| Exercise goal |
Output the data below in full, character for character.
※ ※ ※
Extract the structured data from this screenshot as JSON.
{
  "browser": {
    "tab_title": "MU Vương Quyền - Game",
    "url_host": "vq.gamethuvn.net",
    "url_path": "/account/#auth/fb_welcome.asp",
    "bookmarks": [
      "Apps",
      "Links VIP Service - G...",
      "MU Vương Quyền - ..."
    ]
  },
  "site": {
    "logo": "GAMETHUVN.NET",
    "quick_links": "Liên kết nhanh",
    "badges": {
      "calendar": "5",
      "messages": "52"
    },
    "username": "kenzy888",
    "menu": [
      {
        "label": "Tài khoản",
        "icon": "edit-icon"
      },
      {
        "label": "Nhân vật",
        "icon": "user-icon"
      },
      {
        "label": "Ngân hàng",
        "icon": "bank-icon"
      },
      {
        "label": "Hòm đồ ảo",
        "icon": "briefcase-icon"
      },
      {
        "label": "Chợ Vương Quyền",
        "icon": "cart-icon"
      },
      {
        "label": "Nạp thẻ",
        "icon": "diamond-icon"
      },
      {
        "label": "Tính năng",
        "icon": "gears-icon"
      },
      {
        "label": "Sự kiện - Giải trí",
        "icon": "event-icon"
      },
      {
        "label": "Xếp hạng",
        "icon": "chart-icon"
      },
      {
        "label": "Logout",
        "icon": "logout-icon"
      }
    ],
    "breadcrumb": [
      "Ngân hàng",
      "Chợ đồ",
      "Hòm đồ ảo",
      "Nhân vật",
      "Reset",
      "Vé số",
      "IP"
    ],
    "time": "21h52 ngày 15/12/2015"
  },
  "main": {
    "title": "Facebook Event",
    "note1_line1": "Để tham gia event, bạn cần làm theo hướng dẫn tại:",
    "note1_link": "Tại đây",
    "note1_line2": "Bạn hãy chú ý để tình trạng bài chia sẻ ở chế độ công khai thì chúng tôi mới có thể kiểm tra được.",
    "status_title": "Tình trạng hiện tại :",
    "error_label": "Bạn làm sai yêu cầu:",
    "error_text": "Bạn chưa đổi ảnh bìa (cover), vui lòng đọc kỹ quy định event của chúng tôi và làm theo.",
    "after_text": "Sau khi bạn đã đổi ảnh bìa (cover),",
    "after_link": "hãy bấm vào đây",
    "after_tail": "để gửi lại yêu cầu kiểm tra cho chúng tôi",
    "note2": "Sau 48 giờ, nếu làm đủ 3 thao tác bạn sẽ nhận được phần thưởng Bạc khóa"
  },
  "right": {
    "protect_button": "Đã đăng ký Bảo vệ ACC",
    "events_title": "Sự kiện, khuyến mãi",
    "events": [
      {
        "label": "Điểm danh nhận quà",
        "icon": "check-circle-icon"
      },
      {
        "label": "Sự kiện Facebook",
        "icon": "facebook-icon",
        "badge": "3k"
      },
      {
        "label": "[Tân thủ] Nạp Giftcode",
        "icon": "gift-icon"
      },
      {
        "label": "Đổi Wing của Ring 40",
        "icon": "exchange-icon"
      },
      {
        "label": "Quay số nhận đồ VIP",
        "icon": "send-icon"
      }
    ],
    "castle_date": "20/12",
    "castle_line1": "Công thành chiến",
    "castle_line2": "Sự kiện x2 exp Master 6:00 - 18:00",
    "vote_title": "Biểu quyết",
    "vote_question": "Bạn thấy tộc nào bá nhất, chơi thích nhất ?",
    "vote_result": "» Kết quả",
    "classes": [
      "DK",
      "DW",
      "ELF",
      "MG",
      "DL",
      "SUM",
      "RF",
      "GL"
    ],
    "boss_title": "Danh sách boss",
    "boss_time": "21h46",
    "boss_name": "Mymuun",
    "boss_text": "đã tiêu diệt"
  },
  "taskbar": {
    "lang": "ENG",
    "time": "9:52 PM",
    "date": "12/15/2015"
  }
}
※ ※ ※
| Final answer |
Extract the structured data from this screenshot as JSON.
{
  "browser": {
    "tab_title": "MU Vương Quyền - Game",
    "url_host": "vq.gamethuvn.net",
    "url_path": "/account/#auth/fb_welcome.asp",
    "bookmarks": [
      "Apps",
      "Links VIP Service - G...",
      "MU Vương Quyền - ..."
    ]
  },
  "site": {
    "logo": "GAMETHUVN.NET",
    "quick_links": "Liên kết nhanh",
    "badges": {
      "calendar": "5",
      "messages": "52"
    },
    "username": "kenzy888",
    "menu": [
      {
        "label": "Tài khoản",
        "icon": "edit-icon"
      },
      {
        "label": "Nhân vật",
        "icon": "user-icon"
      },
      {
        "label": "Ngân hàng",
        "icon": "bank-icon"
      },
      {
        "label": "Hòm đồ ảo",
        "icon": "briefcase-icon"
      },
      {
        "label": "Chợ Vương Quyền",
        "icon": "cart-icon"
      },
      {
        "label": "Nạp thẻ",
        "icon": "diamond-icon"
      },
      {
        "label": "Tính năng",
        "icon": "gears-icon"
      },
      {
        "label": "Sự kiện - Giải trí",
        "icon": "event-icon"
      },
      {
        "label": "Xếp hạng",
        "icon": "chart-icon"
      },
      {
        "label": "Logout",
        "icon": "logout-icon"
      }
    ],
    "breadcrumb": [
      "Ngân hàng",
      "Chợ đồ",
      "Hòm đồ ảo",
      "Nhân vật",
      "Reset",
      "Vé số",
      "IP"
    ],
    "time": "21h52 ngày 15/12/2015"
  },
  "main": {
    "title": "Facebook Event",
    "note1_line1": "Để tham gia event, bạn cần làm theo hướng dẫn tại:",
    "note1_link": "Tại đây",
    "note1_line2": "Bạn hãy chú ý để tình trạng bài chia sẻ ở chế độ công khai thì chúng tôi mới có thể kiểm tra được.",
    "status_title": "Tình trạng hiện tại :",
    "error_label": "Bạn làm sai yêu cầu:",
    "error_text": "Bạn chưa đổi ảnh bìa (cover), vui lòng đọc kỹ quy định event của chúng tôi và làm theo.",
    "after_text": "Sau khi bạn đã đổi ảnh bìa (cover),",
    "after_link": "hãy bấm vào đây",
    "after_tail": "để gửi lại yêu cầu kiểm tra cho chúng tôi",
    "note2": "Sau 48 giờ, nếu làm đủ 3 thao tác bạn sẽ nhận được phần thưởng Bạc khóa"
  },
  "right": {
    "protect_button": "Đã đăng ký Bảo vệ ACC",
    "events_title": "Sự kiện, khuyến mãi",
    "events": [
      {
        "label": "Điểm danh nhận quà",
        "icon": "check-circle-icon"
      },
      {
        "label": "Sự kiện Facebook",
        "icon": "facebook-icon",
        "badge": "3k"
      },
      {
        "label": "[Tân thủ] Nạp Giftcode",
        "icon": "gift-icon"
      },
      {
        "label": "Đổi Wing của Ring 40",
        "icon": "exchange-icon"
      },
      {
        "label": "Quay số nhận đồ VIP",
        "icon": "send-icon"
      }
    ],
    "castle_date": "20/12",
    "castle_line1": "Công thành chiến",
    "castle_line2": "Sự kiện x2 exp Master 6:00 - 18:00",
    "vote_title": "Biểu quyết",
    "vote_question": "Bạn thấy tộc nào bá nhất, chơi thích nhất ?",
    "vote_result": "» Kết quả",
    "classes": [
      "DK",
      "DW",
      "ELF",
      "MG",
      "DL",
      "SUM",
      "RF",
      "GL"
    ],
    "boss_title": "Danh sách boss",
    "boss_time": "21h46",
    "boss_name": "Mymuun",
    "boss_text": "đã tiêu diệt"
  },
  "taskbar": {
    "lang": "ENG",
    "time": "9:52 PM",
    "date": "12/15/2015"
  }
}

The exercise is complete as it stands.